Required task
Leave out the pictures and repeat the rest of the material exactly.

Data for this exercise
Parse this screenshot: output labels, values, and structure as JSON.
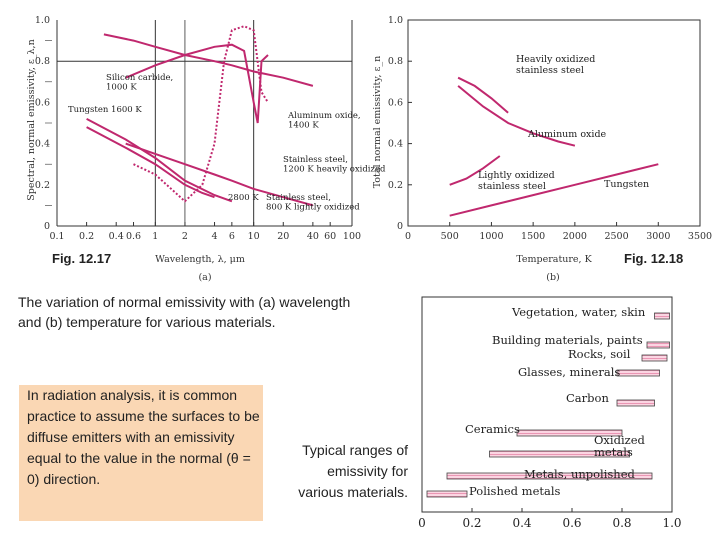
{
  "captions": {
    "fig_a_label": "Fig. 12.17",
    "fig_b_label": "Fig. 12.18",
    "main": "The variation of normal emissivity with (a) wavelength and (b) temperature for various materials.",
    "note": "In radiation analysis, it is common practice to assume the surfaces to be diffuse emitters with an emissivity equal to the value in the normal (θ = 0) direction.",
    "ranges": "Typical ranges of emissivity for various materials."
  },
  "colors": {
    "curve": "#c0286e",
    "bar_fill": "#f4b4cc",
    "axis": "#333333",
    "note_bg": "#fad7b4"
  },
  "chart_data": [
    {
      "type": "line",
      "xlabel": "Wavelength, λ, μm",
      "ylabel": "Spectral, normal emissivity, ε_λ,n",
      "sublabel": "(a)",
      "x_scale": "log",
      "xlim": [
        0.1,
        100
      ],
      "ylim": [
        0,
        1.0
      ],
      "x_ticks": [
        "0.1",
        "0.2",
        "0.4",
        "0.6",
        "1",
        "2",
        "4",
        "6",
        "10",
        "20",
        "40",
        "60",
        "100"
      ],
      "y_ticks": [
        "0",
        "0.2",
        "0.4",
        "0.6",
        "0.8",
        "1.0"
      ],
      "grid": true,
      "annotations": [
        "Silicon carbide, 1000 K",
        "Tungsten 1600 K",
        "Aluminum oxide, 1400 K",
        "Stainless steel, 1200 K heavily oxidized",
        "2800 K",
        "Stainless steel, 800 K lightly oxidized"
      ],
      "series": [
        {
          "name": "Silicon carbide, 1000 K",
          "style": "solid",
          "x": [
            0.5,
            1,
            2,
            4,
            6,
            8,
            10,
            11,
            12,
            14
          ],
          "y": [
            0.72,
            0.78,
            0.83,
            0.87,
            0.88,
            0.85,
            0.6,
            0.5,
            0.8,
            0.83
          ]
        },
        {
          "name": "Aluminum oxide, 1400 K",
          "style": "dotted",
          "x": [
            0.6,
            1,
            2,
            3,
            4,
            5,
            6,
            8,
            10,
            12,
            14
          ],
          "y": [
            0.3,
            0.25,
            0.12,
            0.2,
            0.4,
            0.8,
            0.95,
            0.97,
            0.95,
            0.65,
            0.6
          ]
        },
        {
          "name": "Stainless steel, 1200 K heavily oxidized",
          "style": "solid",
          "x": [
            0.3,
            0.6,
            1,
            2,
            4,
            6,
            10,
            20,
            40
          ],
          "y": [
            0.93,
            0.9,
            0.87,
            0.83,
            0.8,
            0.78,
            0.75,
            0.72,
            0.68
          ]
        },
        {
          "name": "Tungsten 1600 K",
          "style": "solid",
          "x": [
            0.2,
            0.5,
            1,
            2,
            4,
            6
          ],
          "y": [
            0.52,
            0.42,
            0.33,
            0.22,
            0.15,
            0.12
          ]
        },
        {
          "name": "Tungsten 2800 K",
          "style": "solid",
          "x": [
            0.2,
            0.5,
            1,
            2,
            3,
            4
          ],
          "y": [
            0.48,
            0.38,
            0.3,
            0.2,
            0.16,
            0.14
          ]
        },
        {
          "name": "Stainless steel, 800 K lightly oxidized",
          "style": "solid",
          "x": [
            0.5,
            1,
            2,
            4,
            6,
            10,
            20,
            40
          ],
          "y": [
            0.4,
            0.35,
            0.3,
            0.25,
            0.22,
            0.18,
            0.14,
            0.1
          ]
        }
      ]
    },
    {
      "type": "line",
      "xlabel": "Temperature, K",
      "ylabel": "Total normal emissivity, ε_n",
      "sublabel": "(b)",
      "xlim": [
        0,
        3500
      ],
      "ylim": [
        0,
        1.0
      ],
      "x_ticks": [
        "0",
        "500",
        "1000",
        "1500",
        "2000",
        "2500",
        "3000",
        "3500"
      ],
      "y_ticks": [
        "0",
        "0.2",
        "0.4",
        "0.6",
        "0.8",
        "1.0"
      ],
      "grid": false,
      "series": [
        {
          "name": "Heavily oxidized stainless steel",
          "x": [
            600,
            800,
            1000,
            1200
          ],
          "y": [
            0.72,
            0.68,
            0.62,
            0.55
          ]
        },
        {
          "name": "Aluminum oxide",
          "x": [
            600,
            900,
            1200,
            1500,
            1800,
            2000
          ],
          "y": [
            0.68,
            0.58,
            0.5,
            0.45,
            0.41,
            0.39
          ]
        },
        {
          "name": "Lightly oxidized stainless steel",
          "x": [
            500,
            700,
            900,
            1100
          ],
          "y": [
            0.2,
            0.23,
            0.28,
            0.34
          ]
        },
        {
          "name": "Tungsten",
          "x": [
            500,
            1000,
            1500,
            2000,
            2500,
            3000
          ],
          "y": [
            0.05,
            0.1,
            0.15,
            0.2,
            0.25,
            0.3
          ]
        }
      ]
    },
    {
      "type": "bar",
      "orientation": "horizontal",
      "xlim": [
        0,
        1.0
      ],
      "x_ticks": [
        "0",
        "0.2",
        "0.4",
        "0.6",
        "0.8",
        "1.0"
      ],
      "categories": [
        "Vegetation, water, skin",
        "Building materials, paints",
        "Rocks, soil",
        "Glasses, minerals",
        "Carbon",
        "Ceramics",
        "Oxidized metals",
        "Metals, unpolished",
        "Polished metals"
      ],
      "ranges": [
        [
          0.93,
          0.99
        ],
        [
          0.9,
          0.99
        ],
        [
          0.88,
          0.98
        ],
        [
          0.78,
          0.95
        ],
        [
          0.78,
          0.93
        ],
        [
          0.38,
          0.8
        ],
        [
          0.27,
          0.83
        ],
        [
          0.1,
          0.92
        ],
        [
          0.02,
          0.18
        ]
      ]
    }
  ]
}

Result of the task
Parse this screenshot: output labels, values, and structure as JSON.
{
  "captions": {
    "fig_a_label": "Fig. 12.17",
    "fig_b_label": "Fig. 12.18",
    "main": "The variation of normal emissivity with (a) wavelength and (b) temperature for various materials.",
    "note": "In radiation analysis, it is common practice to assume the surfaces to be diffuse emitters with an emissivity equal to the value in the normal (θ = 0) direction.",
    "ranges": "Typical ranges of emissivity for various materials."
  },
  "colors": {
    "curve": "#c0286e",
    "bar_fill": "#f4b4cc",
    "axis": "#333333",
    "note_bg": "#fad7b4"
  },
  "chart_data": [
    {
      "type": "line",
      "xlabel": "Wavelength, λ, μm",
      "ylabel": "Spectral, normal emissivity, ε_λ,n",
      "sublabel": "(a)",
      "x_scale": "log",
      "xlim": [
        0.1,
        100
      ],
      "ylim": [
        0,
        1.0
      ],
      "x_ticks": [
        "0.1",
        "0.2",
        "0.4",
        "0.6",
        "1",
        "2",
        "4",
        "6",
        "10",
        "20",
        "40",
        "60",
        "100"
      ],
      "y_ticks": [
        "0",
        "0.2",
        "0.4",
        "0.6",
        "0.8",
        "1.0"
      ],
      "grid": true,
      "annotations": [
        "Silicon carbide, 1000 K",
        "Tungsten 1600 K",
        "Aluminum oxide, 1400 K",
        "Stainless steel, 1200 K heavily oxidized",
        "2800 K",
        "Stainless steel, 800 K lightly oxidized"
      ],
      "series": [
        {
          "name": "Silicon carbide, 1000 K",
          "style": "solid",
          "x": [
            0.5,
            1,
            2,
            4,
            6,
            8,
            10,
            11,
            12,
            14
          ],
          "y": [
            0.72,
            0.78,
            0.83,
            0.87,
            0.88,
            0.85,
            0.6,
            0.5,
            0.8,
            0.83
          ]
        },
        {
          "name": "Aluminum oxide, 1400 K",
          "style": "dotted",
          "x": [
            0.6,
            1,
            2,
            3,
            4,
            5,
            6,
            8,
            10,
            12,
            14
          ],
          "y": [
            0.3,
            0.25,
            0.12,
            0.2,
            0.4,
            0.8,
            0.95,
            0.97,
            0.95,
            0.65,
            0.6
          ]
        },
        {
          "name": "Stainless steel, 1200 K heavily oxidized",
          "style": "solid",
          "x": [
            0.3,
            0.6,
            1,
            2,
            4,
            6,
            10,
            20,
            40
          ],
          "y": [
            0.93,
            0.9,
            0.87,
            0.83,
            0.8,
            0.78,
            0.75,
            0.72,
            0.68
          ]
        },
        {
          "name": "Tungsten 1600 K",
          "style": "solid",
          "x": [
            0.2,
            0.5,
            1,
            2,
            4,
            6
          ],
          "y": [
            0.52,
            0.42,
            0.33,
            0.22,
            0.15,
            0.12
          ]
        },
        {
          "name": "Tungsten 2800 K",
          "style": "solid",
          "x": [
            0.2,
            0.5,
            1,
            2,
            3,
            4
          ],
          "y": [
            0.48,
            0.38,
            0.3,
            0.2,
            0.16,
            0.14
          ]
        },
        {
          "name": "Stainless steel, 800 K lightly oxidized",
          "style": "solid",
          "x": [
            0.5,
            1,
            2,
            4,
            6,
            10,
            20,
            40
          ],
          "y": [
            0.4,
            0.35,
            0.3,
            0.25,
            0.22,
            0.18,
            0.14,
            0.1
          ]
        }
      ]
    },
    {
      "type": "line",
      "xlabel": "Temperature, K",
      "ylabel": "Total normal emissivity, ε_n",
      "sublabel": "(b)",
      "xlim": [
        0,
        3500
      ],
      "ylim": [
        0,
        1.0
      ],
      "x_ticks": [
        "0",
        "500",
        "1000",
        "1500",
        "2000",
        "2500",
        "3000",
        "3500"
      ],
      "y_ticks": [
        "0",
        "0.2",
        "0.4",
        "0.6",
        "0.8",
        "1.0"
      ],
      "grid": false,
      "series": [
        {
          "name": "Heavily oxidized stainless steel",
          "x": [
            600,
            800,
            1000,
            1200
          ],
          "y": [
            0.72,
            0.68,
            0.62,
            0.55
          ]
        },
        {
          "name": "Aluminum oxide",
          "x": [
            600,
            900,
            1200,
            1500,
            1800,
            2000
          ],
          "y": [
            0.68,
            0.58,
            0.5,
            0.45,
            0.41,
            0.39
          ]
        },
        {
          "name": "Lightly oxidized stainless steel",
          "x": [
            500,
            700,
            900,
            1100
          ],
          "y": [
            0.2,
            0.23,
            0.28,
            0.34
          ]
        },
        {
          "name": "Tungsten",
          "x": [
            500,
            1000,
            1500,
            2000,
            2500,
            3000
          ],
          "y": [
            0.05,
            0.1,
            0.15,
            0.2,
            0.25,
            0.3
          ]
        }
      ]
    },
    {
      "type": "bar",
      "orientation": "horizontal",
      "xlim": [
        0,
        1.0
      ],
      "x_ticks": [
        "0",
        "0.2",
        "0.4",
        "0.6",
        "0.8",
        "1.0"
      ],
      "categories": [
        "Vegetation, water, skin",
        "Building materials, paints",
        "Rocks, soil",
        "Glasses, minerals",
        "Carbon",
        "Ceramics",
        "Oxidized metals",
        "Metals, unpolished",
        "Polished metals"
      ],
      "ranges": [
        [
          0.93,
          0.99
        ],
        [
          0.9,
          0.99
        ],
        [
          0.88,
          0.98
        ],
        [
          0.78,
          0.95
        ],
        [
          0.78,
          0.93
        ],
        [
          0.38,
          0.8
        ],
        [
          0.27,
          0.83
        ],
        [
          0.1,
          0.92
        ],
        [
          0.02,
          0.18
        ]
      ]
    }
  ]
}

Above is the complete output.